▸ Document segment:

---

I only say this because I am a UI engineer who has been in some scrappy situations, so obviously I don't get to change the data model. What kind of structures do you find that "hit the database too hard" or otherwise invoke performance penalties?

1 comments

When I say "hit the database too hard" what I actually mean is making too many calls to the database. If I have to make three or four calls just to get all the data I need, performance is going to take a hit. And databases are often the worst-performing part of the tech stack, so you have to craft your queries around the performance bottleneck of the database.

So you have to balance your table structure around getting the data you need in as few calls as possible while also only returning exactly as much data as you need and no more. Because pulling extra data out puts more load on the database and shipping more data across the network is slower.

In general, relational databases (RBDs) like Postgres or MySQL are great for making sure your data follows the correct structure (this field is a string, this is an integer, this field in table1 has to be the same as this field in table2, etc) but make it hard to make changes to the data structure later. What happens if that int should actually be a float? Now you have to write a migration that makes fundamental changes to the structure of the data and hope there are no negative side effects.

Someone else mentioned NoSQL databases, which offer a lot more flexibility at the cost of the data integrity that RDBs enforce. If you suddenly want to store a float instead of an int, go ahead. No one is stopping you, you just need to make sure your code is updated to handle the possibility of getting back an int or float (or coerce the value to the right type and pray).

Basically a database is integral to almost all applications but they're complex monsters with their own structure and rules and performance implications. If you're building an application you really have to know the data structure of the final product before you even _start_ configuring the database.

> but make it hard to make changes to the data structure later. What happens if that int should actually be a float? Now you have to write a migration that makes fundamental changes to the structure of the data and hope there are no negative side effects.

This is often stated, but it's not true. RDBMS make it easier to make changes to the data structure precisely because you only have to write migration and after that you are guaranteed to only ever get the data out of database in the new format. Which means your application code doesn't accumulate the cruft of dealing with two possible database data formats.

I strongly disagree that this pattern makes it easier to make changes. It makes it easier to use the data (because you know this data will always be this type), but changing the data is harder than if it did not enforce a type.

I'm not arguing that un-typed data in a DB is easy to use or a good idea, just that it's harder to change the structure of RDBMS if you didn't plan properly from the beginning.

Basically: I think data is hard and I wish there were better tools for interacting with it.

Well, this was maybe a bit entry level description.

---

▸ Dataset content:

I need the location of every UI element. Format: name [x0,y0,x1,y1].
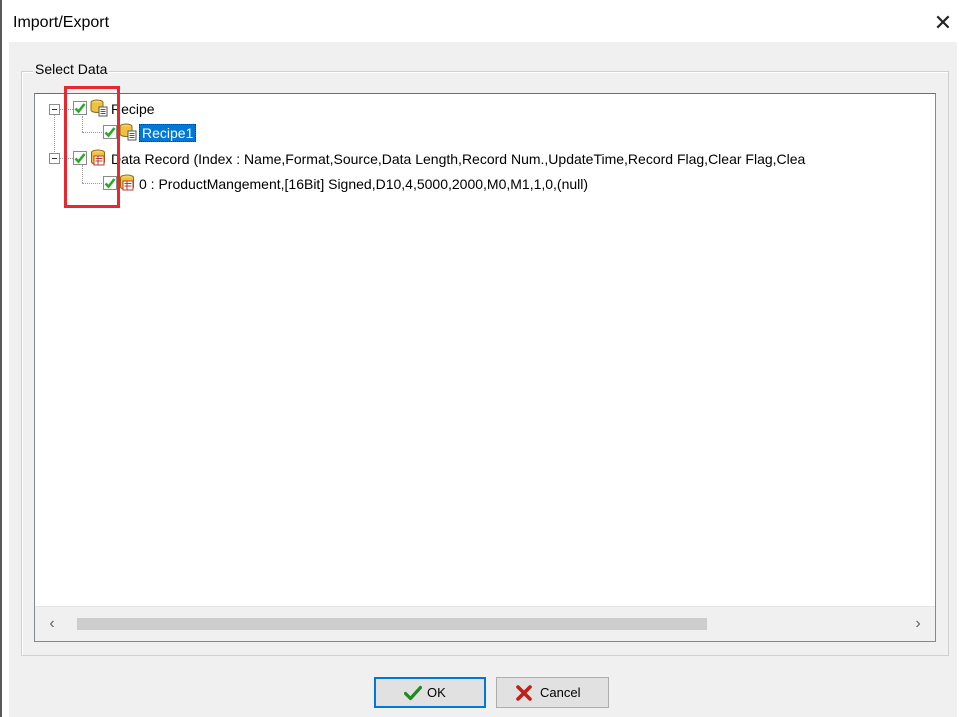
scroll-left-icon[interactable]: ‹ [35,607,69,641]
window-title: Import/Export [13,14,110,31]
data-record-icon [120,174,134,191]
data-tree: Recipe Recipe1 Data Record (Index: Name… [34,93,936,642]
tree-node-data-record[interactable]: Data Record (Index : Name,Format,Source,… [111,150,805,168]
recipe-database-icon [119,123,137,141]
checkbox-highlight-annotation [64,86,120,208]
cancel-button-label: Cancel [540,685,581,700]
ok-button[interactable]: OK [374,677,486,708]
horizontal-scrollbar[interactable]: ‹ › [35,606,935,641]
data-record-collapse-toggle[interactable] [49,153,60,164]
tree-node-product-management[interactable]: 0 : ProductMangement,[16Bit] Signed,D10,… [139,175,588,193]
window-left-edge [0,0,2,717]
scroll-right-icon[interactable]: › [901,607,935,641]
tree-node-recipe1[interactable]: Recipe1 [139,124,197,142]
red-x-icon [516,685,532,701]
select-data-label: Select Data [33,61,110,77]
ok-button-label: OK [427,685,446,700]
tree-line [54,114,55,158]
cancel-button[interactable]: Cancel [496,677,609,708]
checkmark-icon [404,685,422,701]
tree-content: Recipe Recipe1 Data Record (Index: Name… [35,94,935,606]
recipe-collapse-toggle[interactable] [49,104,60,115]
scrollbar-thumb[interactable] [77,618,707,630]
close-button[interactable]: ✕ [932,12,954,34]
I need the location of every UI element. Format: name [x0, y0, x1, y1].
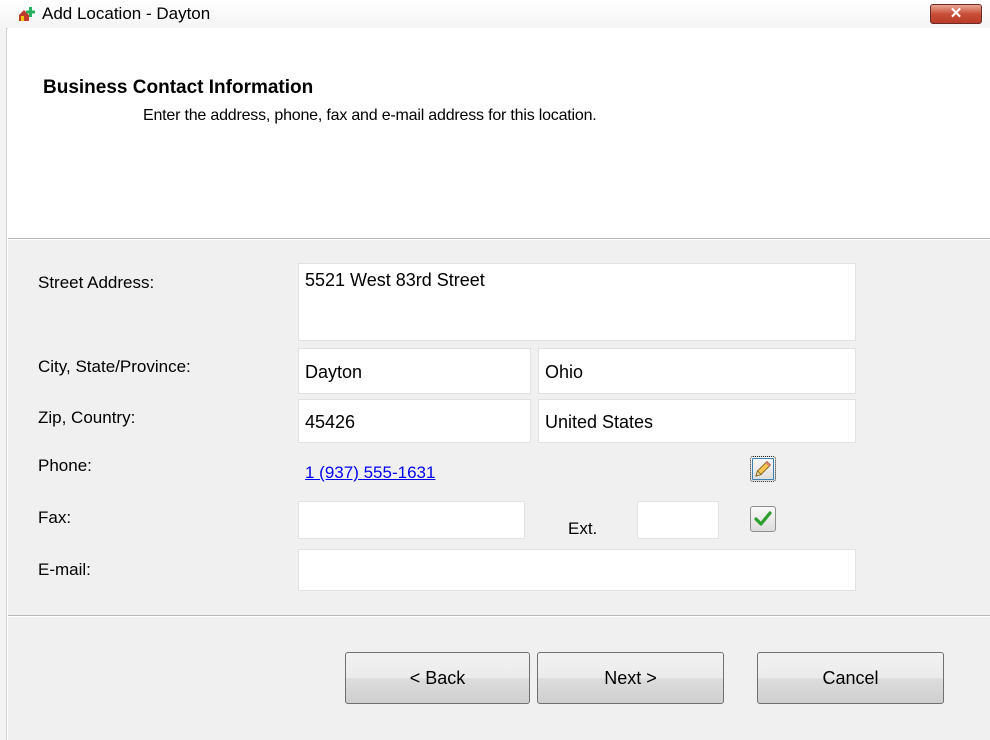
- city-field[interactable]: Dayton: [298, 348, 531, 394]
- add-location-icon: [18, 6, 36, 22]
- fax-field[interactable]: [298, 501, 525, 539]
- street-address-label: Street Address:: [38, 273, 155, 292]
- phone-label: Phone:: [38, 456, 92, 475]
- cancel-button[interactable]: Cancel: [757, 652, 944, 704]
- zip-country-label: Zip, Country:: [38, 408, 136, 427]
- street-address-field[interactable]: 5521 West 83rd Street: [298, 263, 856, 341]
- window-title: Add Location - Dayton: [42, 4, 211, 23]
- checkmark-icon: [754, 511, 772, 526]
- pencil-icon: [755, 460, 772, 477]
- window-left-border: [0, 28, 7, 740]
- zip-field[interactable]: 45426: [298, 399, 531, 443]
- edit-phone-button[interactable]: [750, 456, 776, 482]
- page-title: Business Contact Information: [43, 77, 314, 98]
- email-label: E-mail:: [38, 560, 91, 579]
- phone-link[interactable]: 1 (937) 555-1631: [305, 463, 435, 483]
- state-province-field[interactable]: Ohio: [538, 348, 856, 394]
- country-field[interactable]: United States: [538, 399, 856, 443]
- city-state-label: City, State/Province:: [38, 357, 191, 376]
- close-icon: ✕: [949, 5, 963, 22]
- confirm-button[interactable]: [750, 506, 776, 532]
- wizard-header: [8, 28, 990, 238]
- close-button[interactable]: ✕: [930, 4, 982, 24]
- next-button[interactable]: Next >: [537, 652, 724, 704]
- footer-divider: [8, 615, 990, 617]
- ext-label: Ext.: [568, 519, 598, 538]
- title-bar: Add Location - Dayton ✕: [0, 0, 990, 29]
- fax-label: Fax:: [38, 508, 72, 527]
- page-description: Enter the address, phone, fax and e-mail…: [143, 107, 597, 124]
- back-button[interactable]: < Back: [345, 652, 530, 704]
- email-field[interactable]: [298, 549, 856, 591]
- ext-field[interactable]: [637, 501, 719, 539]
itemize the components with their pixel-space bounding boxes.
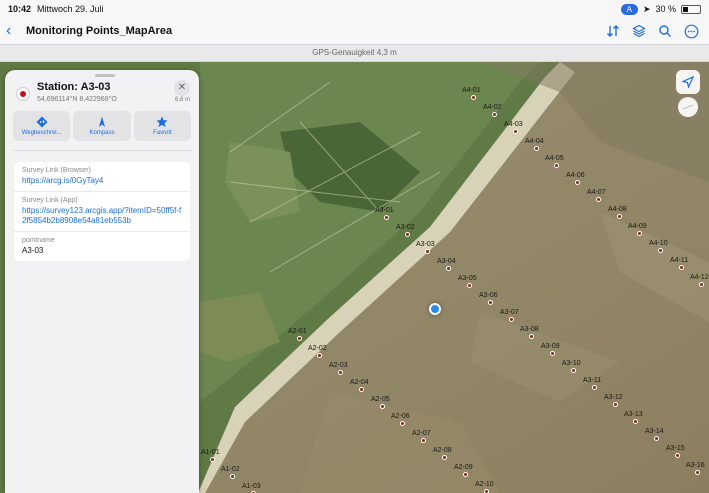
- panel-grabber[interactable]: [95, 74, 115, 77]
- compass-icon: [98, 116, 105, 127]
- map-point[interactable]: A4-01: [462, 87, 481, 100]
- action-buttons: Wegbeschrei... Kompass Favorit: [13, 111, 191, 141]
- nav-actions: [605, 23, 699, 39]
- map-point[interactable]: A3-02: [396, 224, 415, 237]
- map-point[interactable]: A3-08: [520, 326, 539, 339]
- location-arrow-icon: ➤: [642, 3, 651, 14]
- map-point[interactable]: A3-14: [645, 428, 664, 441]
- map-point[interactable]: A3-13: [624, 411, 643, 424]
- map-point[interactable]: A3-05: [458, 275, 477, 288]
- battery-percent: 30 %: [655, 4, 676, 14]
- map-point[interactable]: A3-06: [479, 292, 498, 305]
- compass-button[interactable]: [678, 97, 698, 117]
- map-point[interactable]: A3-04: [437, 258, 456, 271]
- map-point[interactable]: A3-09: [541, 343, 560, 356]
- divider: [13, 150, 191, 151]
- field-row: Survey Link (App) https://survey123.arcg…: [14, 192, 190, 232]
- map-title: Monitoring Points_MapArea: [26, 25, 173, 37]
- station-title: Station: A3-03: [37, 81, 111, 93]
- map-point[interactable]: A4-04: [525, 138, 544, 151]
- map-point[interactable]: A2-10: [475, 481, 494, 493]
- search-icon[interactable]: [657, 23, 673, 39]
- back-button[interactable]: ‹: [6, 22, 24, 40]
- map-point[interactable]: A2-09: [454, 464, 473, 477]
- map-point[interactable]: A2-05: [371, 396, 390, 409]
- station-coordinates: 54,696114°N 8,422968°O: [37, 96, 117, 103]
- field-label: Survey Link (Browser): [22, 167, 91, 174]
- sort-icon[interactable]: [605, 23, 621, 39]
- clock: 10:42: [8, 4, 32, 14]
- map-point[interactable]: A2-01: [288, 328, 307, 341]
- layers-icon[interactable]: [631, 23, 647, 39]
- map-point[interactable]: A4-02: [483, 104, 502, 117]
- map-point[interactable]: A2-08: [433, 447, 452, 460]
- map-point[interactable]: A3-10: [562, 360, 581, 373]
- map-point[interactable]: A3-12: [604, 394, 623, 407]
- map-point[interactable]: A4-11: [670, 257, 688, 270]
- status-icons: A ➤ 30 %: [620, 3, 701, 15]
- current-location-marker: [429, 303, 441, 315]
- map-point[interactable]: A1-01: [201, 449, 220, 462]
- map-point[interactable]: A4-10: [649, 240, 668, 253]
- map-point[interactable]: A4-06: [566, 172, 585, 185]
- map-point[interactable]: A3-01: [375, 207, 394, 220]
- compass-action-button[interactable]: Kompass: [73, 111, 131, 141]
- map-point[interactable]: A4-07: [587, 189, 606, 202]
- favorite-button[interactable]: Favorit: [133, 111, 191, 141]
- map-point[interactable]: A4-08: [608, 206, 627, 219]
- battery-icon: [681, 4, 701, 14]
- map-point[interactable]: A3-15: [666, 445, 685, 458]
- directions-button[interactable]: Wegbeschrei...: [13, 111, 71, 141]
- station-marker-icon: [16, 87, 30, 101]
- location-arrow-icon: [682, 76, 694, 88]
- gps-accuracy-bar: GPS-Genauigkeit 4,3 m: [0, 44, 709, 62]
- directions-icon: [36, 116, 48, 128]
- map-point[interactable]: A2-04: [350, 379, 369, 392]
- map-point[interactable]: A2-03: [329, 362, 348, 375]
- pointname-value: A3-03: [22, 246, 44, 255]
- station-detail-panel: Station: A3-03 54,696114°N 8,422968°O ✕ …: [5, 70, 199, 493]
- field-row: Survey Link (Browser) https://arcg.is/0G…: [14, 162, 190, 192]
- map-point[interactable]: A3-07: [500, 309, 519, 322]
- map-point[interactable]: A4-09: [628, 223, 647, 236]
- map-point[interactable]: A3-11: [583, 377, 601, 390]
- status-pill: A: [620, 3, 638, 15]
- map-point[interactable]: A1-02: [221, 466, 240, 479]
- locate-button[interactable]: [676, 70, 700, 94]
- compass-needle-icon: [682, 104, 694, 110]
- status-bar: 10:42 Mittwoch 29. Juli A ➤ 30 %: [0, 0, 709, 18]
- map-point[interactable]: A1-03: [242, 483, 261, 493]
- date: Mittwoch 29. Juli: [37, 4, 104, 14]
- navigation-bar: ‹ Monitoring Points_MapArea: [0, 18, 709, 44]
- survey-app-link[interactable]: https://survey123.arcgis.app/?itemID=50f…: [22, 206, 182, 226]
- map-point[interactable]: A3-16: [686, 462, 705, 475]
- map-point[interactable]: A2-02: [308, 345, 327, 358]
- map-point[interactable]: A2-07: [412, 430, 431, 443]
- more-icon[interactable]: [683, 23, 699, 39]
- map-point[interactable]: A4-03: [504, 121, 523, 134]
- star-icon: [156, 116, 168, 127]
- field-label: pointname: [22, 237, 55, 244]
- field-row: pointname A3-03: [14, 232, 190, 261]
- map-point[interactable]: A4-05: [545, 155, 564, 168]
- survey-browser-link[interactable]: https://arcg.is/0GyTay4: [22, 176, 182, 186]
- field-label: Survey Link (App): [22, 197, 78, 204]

---

▸ Problem to work on: In the discussion of database design, what does the phrase "hit the database too hard" actually mean?

▸ Reply to the task: Making too many calls to the database.